-- START Records supplied --

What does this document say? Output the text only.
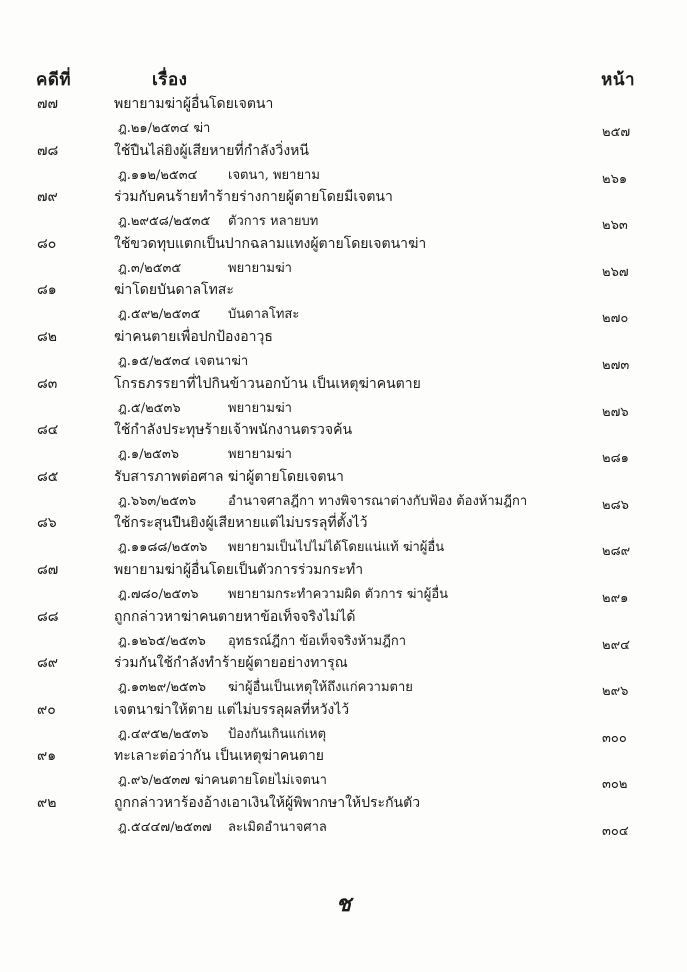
คดีที่	เรื่อง	หน้า
๗๗	พยายามฆ่าผู้อื่นโดยเจตนา
ฎ.๒๑/๒๕๓๔ ฆ่า	๒๕๗
๗๘	ใช้ปืนไล่ยิงผู้เสียหายที่กำลังวิ่งหนี
ฎ.๑๑๒/๒๕๓๔ เจตนา, พยายาม	๒๖๑
๗๙	ร่วมกับคนร้ายทำร้ายร่างกายผู้ตายโดยมีเจตนา
ฎ.๒๙๕๘/๒๕๓๕ ตัวการ หลายบท	๒๖๓
๘๐	ใช้ขวดทุบแตกเป็นปากฉลามแทงผู้ตายโดยเจตนาฆ่า
ฎ.๓/๒๕๓๕	พยายามฆ่า	๒๖๗
๘๑	ฆ่าโดยบันดาลโทสะ
ฎ.๕๙๒/๒๕๓๕ บันดาลโทสะ	๒๗๐
๘๒	ฆ่าคนตายเพื่อปกป้องอาวุธ
ฎ.๑๕/๒๕๓๔ เจตนาฆ่า	๒๗๓
๘๓	โกรธภรรยาที่ไปกินข้าวนอกบ้าน เป็นเหตุฆ่าคนตาย
ฎ.๕/๒๕๓๖	พยายามฆ่า	๒๗๖
๘๔	ใช้กำลังประทุษร้ายเจ้าพนักงานตรวจค้น
ฎ.๑/๒๕๓๖	พยายามฆ่า	๒๘๑
๘๕	รับสารภาพต่อศาล ฆ่าผู้ตายโดยเจตนา
ฎ.๖๖๓/๒๕๓๖ อำนาจศาลฎีกา ทางพิจารณาต่างกับฟ้อง ต้องห้ามฎีกา	๒๘๖
๘๖	ใช้กระสุนปืนยิงผู้เสียหายแต่ไม่บรรลุที่ตั้งไว้
ฎ.๑๑๘๘/๒๕๓๖ พยายามเป็นไปไม่ได้โดยแน่แท้ ฆ่าผู้อื่น	๒๘๙
๘๗	พยายามฆ่าผู้อื่นโดยเป็นตัวการร่วมกระทำ
ฎ.๗๘๐/๒๕๓๖ พยายามกระทำความผิด ตัวการ ฆ่าผู้อื่น	๒๙๑
๘๘	ถูกกล่าวหาฆ่าคนตายหาข้อเท็จจริงไม่ได้
ฎ.๑๒๖๕/๒๕๓๖ อุทธรณ์ฎีกา ข้อเท็จจริงห้ามฎีกา	๒๙๔
๘๙	ร่วมกันใช้กำลังทำร้ายผู้ตายอย่างทารุณ
ฎ.๑๓๒๙/๒๕๓๖ ฆ่าผู้อื่นเป็นเหตุให้ถึงแก่ความตาย	๒๙๖
๙๐	เจตนาฆ่าให้ตาย แต่ไม่บรรลุผลที่หวังไว้
ฎ.๔๙๕๒/๒๕๓๖ ป้องกันเกินแก่เหตุ	๓๐๐
๙๑	ทะเลาะต่อว่ากัน เป็นเหตุฆ่าคนตาย
ฎ.๙๖/๒๕๓๗ ฆ่าคนตายโดยไม่เจตนา	๓๐๒
๙๒	ถูกกล่าวหาร้องอ้างเอาเงินให้ผู้พิพากษาให้ประกันตัว
ฎ.๕๔๔๗/๒๕๓๗ ละเมิดอำนาจศาล	๓๐๔
ช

-- END Records supplied --

**Problem to work on**
Make an exact copy of the records shown above, without the pictures.

**Problem solution**
What does this document say? Output the text only.
คดีที่	เรื่อง	หน้า
๗๗	พยายามฆ่าผู้อื่นโดยเจตนา
ฎ.๒๑/๒๕๓๔ ฆ่า	๒๕๗
๗๘	ใช้ปืนไล่ยิงผู้เสียหายที่กำลังวิ่งหนี
ฎ.๑๑๒/๒๕๓๔ เจตนา, พยายาม	๒๖๑
๗๙	ร่วมกับคนร้ายทำร้ายร่างกายผู้ตายโดยมีเจตนา
ฎ.๒๙๕๘/๒๕๓๕ ตัวการ หลายบท	๒๖๓
๘๐	ใช้ขวดทุบแตกเป็นปากฉลามแทงผู้ตายโดยเจตนาฆ่า
ฎ.๓/๒๕๓๕	พยายามฆ่า	๒๖๗
๘๑	ฆ่าโดยบันดาลโทสะ
ฎ.๕๙๒/๒๕๓๕ บันดาลโทสะ	๒๗๐
๘๒	ฆ่าคนตายเพื่อปกป้องอาวุธ
ฎ.๑๕/๒๕๓๔ เจตนาฆ่า	๒๗๓
๘๓	โกรธภรรยาที่ไปกินข้าวนอกบ้าน เป็นเหตุฆ่าคนตาย
ฎ.๕/๒๕๓๖	พยายามฆ่า	๒๗๖
๘๔	ใช้กำลังประทุษร้ายเจ้าพนักงานตรวจค้น
ฎ.๑/๒๕๓๖	พยายามฆ่า	๒๘๑
๘๕	รับสารภาพต่อศาล ฆ่าผู้ตายโดยเจตนา
ฎ.๖๖๓/๒๕๓๖ อำนาจศาลฎีกา ทางพิจารณาต่างกับฟ้อง ต้องห้ามฎีกา	๒๘๖
๘๖	ใช้กระสุนปืนยิงผู้เสียหายแต่ไม่บรรลุที่ตั้งไว้
ฎ.๑๑๘๘/๒๕๓๖ พยายามเป็นไปไม่ได้โดยแน่แท้ ฆ่าผู้อื่น	๒๘๙
๘๗	พยายามฆ่าผู้อื่นโดยเป็นตัวการร่วมกระทำ
ฎ.๗๘๐/๒๕๓๖ พยายามกระทำความผิด ตัวการ ฆ่าผู้อื่น	๒๙๑
๘๘	ถูกกล่าวหาฆ่าคนตายหาข้อเท็จจริงไม่ได้
ฎ.๑๒๖๕/๒๕๓๖ อุทธรณ์ฎีกา ข้อเท็จจริงห้ามฎีกา	๒๙๔
๘๙	ร่วมกันใช้กำลังทำร้ายผู้ตายอย่างทารุณ
ฎ.๑๓๒๙/๒๕๓๖ ฆ่าผู้อื่นเป็นเหตุให้ถึงแก่ความตาย	๒๙๖
๙๐	เจตนาฆ่าให้ตาย แต่ไม่บรรลุผลที่หวังไว้
ฎ.๔๙๕๒/๒๕๓๖ ป้องกันเกินแก่เหตุ	๓๐๐
๙๑	ทะเลาะต่อว่ากัน เป็นเหตุฆ่าคนตาย
ฎ.๙๖/๒๕๓๗ ฆ่าคนตายโดยไม่เจตนา	๓๐๒
๙๒	ถูกกล่าวหาร้องอ้างเอาเงินให้ผู้พิพากษาให้ประกันตัว
ฎ.๕๔๔๗/๒๕๓๗ ละเมิดอำนาจศาล	๓๐๔
ช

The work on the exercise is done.